- **The task**:
Determine how many lines of the data below contain "JSON", then give only that number.

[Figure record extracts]
------------------------------------------------

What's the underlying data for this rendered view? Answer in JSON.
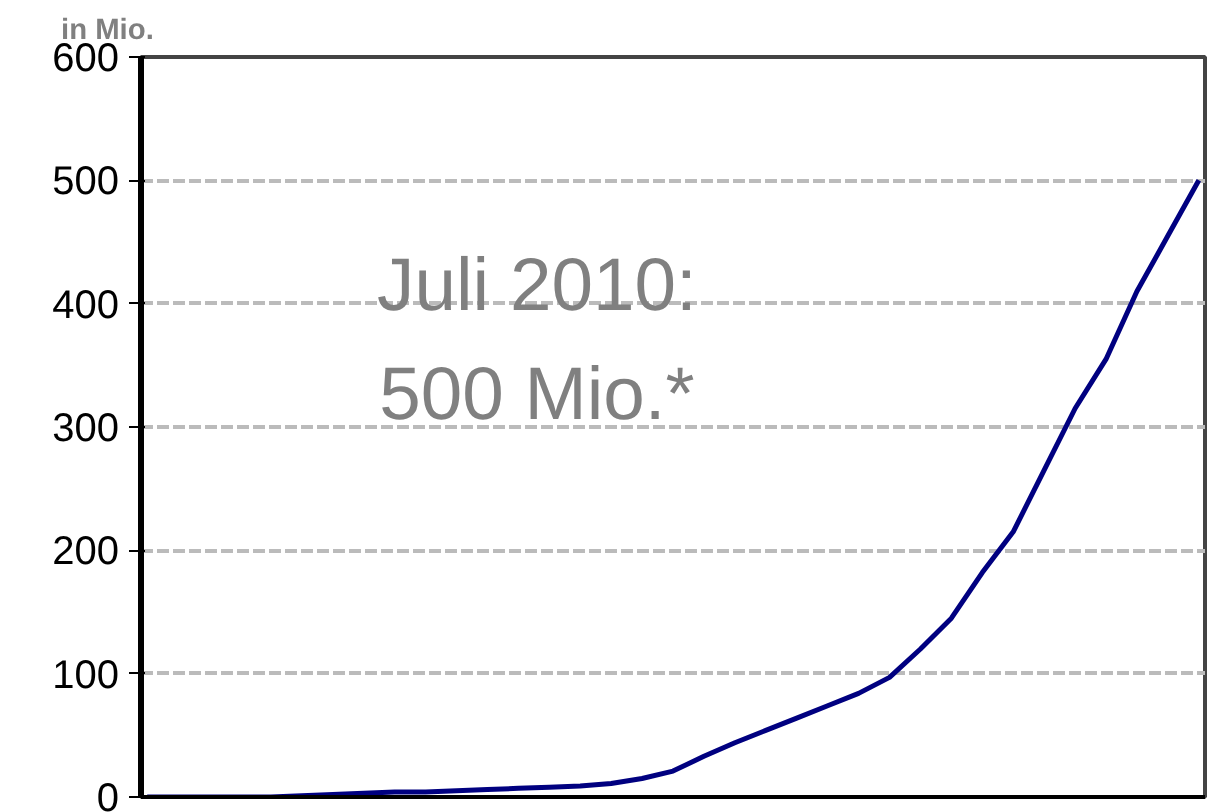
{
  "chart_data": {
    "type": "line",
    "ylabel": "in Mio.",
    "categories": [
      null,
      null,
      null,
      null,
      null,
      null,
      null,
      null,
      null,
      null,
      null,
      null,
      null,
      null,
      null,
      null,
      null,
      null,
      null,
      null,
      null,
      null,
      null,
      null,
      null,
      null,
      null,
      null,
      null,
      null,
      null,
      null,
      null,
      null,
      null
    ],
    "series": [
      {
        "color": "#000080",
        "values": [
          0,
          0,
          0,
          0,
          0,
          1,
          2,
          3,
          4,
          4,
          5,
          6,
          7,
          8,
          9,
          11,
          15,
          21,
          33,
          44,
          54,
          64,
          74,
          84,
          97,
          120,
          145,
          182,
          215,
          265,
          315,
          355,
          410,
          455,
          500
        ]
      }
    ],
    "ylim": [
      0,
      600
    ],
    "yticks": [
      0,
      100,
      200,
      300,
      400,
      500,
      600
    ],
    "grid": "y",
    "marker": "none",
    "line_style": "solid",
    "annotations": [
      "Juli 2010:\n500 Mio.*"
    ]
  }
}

------------------------------------------------

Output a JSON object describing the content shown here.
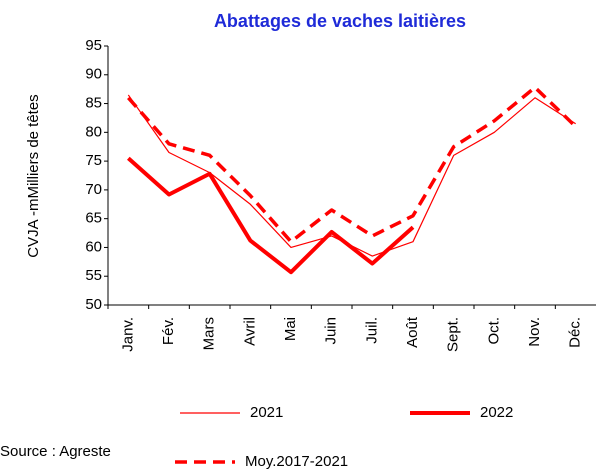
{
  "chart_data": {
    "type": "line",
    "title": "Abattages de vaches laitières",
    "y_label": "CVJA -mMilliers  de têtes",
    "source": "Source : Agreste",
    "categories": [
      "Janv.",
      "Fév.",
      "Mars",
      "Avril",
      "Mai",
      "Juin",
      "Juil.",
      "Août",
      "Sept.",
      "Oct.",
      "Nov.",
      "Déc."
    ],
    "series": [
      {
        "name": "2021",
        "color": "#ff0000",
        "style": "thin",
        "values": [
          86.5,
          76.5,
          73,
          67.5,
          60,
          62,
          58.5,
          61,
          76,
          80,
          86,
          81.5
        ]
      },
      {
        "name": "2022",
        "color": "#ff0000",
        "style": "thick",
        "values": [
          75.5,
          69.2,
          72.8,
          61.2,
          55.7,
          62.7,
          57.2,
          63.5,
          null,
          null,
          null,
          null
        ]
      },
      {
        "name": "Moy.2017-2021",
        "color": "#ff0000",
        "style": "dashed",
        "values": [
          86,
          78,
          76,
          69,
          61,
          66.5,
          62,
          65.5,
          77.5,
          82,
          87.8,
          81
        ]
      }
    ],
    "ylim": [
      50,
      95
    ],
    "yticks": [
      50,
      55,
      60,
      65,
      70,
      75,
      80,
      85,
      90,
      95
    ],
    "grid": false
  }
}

------------------------------------------------

- **In response**:
2